= ROWS =
══════
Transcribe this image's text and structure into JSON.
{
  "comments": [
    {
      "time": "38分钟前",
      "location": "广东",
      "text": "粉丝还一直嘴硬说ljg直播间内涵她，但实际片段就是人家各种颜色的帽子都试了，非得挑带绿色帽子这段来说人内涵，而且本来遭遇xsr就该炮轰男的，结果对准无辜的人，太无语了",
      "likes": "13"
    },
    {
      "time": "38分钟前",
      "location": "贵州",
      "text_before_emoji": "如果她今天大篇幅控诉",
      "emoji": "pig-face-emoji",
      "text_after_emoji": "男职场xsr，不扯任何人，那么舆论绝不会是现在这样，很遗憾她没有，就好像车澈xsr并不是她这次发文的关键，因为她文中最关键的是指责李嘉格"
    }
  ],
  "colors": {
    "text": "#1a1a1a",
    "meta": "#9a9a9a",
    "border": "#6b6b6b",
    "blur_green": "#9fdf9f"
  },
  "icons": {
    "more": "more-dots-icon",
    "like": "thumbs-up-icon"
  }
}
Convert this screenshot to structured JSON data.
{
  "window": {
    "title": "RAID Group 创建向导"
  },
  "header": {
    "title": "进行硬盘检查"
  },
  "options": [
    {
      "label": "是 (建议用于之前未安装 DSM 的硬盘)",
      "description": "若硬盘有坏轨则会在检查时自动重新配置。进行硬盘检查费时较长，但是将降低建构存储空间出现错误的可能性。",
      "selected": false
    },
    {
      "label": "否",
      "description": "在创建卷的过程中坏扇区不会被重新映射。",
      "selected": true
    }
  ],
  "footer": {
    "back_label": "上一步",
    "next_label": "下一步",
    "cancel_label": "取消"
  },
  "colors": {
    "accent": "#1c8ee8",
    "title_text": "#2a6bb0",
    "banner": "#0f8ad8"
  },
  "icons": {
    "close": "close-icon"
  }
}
══════
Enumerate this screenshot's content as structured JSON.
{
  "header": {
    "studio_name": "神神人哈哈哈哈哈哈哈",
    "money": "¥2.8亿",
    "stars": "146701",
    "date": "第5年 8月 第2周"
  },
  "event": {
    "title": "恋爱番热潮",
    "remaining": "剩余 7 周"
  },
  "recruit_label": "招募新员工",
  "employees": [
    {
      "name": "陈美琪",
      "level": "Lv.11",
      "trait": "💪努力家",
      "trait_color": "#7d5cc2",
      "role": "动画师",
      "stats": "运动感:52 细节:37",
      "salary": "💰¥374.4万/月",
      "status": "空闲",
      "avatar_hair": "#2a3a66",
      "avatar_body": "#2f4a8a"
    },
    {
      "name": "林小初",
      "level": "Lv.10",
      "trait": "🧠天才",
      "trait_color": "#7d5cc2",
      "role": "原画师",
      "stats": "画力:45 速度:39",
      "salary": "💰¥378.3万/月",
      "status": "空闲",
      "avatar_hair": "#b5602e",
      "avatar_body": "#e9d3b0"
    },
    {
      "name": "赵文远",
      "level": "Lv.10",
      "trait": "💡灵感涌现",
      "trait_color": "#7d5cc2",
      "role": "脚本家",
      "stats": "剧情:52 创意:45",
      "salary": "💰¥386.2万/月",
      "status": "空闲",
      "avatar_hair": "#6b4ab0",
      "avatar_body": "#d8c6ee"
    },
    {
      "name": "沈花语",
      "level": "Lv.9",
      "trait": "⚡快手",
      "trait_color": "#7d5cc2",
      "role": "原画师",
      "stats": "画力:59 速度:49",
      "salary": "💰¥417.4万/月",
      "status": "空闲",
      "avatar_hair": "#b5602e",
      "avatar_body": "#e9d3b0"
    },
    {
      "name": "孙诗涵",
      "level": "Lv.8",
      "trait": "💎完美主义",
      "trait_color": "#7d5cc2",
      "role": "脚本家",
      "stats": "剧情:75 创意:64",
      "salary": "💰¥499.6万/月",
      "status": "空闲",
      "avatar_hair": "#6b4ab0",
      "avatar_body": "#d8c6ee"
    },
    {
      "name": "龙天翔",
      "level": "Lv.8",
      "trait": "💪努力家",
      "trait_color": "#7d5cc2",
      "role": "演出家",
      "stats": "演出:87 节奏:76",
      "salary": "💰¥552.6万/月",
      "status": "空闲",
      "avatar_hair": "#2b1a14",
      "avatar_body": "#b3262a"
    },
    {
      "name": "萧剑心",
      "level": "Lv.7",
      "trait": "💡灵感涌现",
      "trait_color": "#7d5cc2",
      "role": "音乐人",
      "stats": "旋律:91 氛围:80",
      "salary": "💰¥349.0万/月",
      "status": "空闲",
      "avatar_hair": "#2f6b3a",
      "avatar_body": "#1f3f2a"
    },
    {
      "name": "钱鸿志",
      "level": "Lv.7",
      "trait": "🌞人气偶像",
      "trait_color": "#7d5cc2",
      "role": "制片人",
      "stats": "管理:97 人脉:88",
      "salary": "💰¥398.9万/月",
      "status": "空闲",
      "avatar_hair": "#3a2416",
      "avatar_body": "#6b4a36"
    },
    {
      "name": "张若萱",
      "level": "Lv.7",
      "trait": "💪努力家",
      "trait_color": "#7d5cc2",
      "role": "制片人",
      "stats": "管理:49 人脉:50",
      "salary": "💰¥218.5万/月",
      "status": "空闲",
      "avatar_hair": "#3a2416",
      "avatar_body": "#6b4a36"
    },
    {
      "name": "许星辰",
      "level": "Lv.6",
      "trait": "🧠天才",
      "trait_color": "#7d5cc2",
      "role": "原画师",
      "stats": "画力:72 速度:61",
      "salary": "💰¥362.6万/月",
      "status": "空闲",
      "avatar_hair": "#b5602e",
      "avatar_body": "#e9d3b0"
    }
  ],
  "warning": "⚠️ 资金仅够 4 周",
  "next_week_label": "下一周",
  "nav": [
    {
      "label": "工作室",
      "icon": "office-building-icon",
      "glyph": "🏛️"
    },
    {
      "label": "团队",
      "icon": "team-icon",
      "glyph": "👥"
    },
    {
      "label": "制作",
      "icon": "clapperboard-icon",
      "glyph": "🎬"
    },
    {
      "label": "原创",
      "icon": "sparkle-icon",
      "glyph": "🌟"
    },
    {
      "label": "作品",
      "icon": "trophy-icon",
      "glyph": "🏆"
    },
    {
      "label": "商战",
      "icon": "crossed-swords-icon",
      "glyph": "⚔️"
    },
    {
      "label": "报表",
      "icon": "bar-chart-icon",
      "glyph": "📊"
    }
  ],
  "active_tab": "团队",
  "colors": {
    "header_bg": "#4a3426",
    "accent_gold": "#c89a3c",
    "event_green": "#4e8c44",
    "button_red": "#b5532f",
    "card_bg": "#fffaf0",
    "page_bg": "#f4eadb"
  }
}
══════
= WRITTEN TASK =
Pick out and copy every line that contains the word "structured".

= OUTPUT =
Convert this screenshot to structured JSON data.
Enumerate this screenshot's content as structured JSON.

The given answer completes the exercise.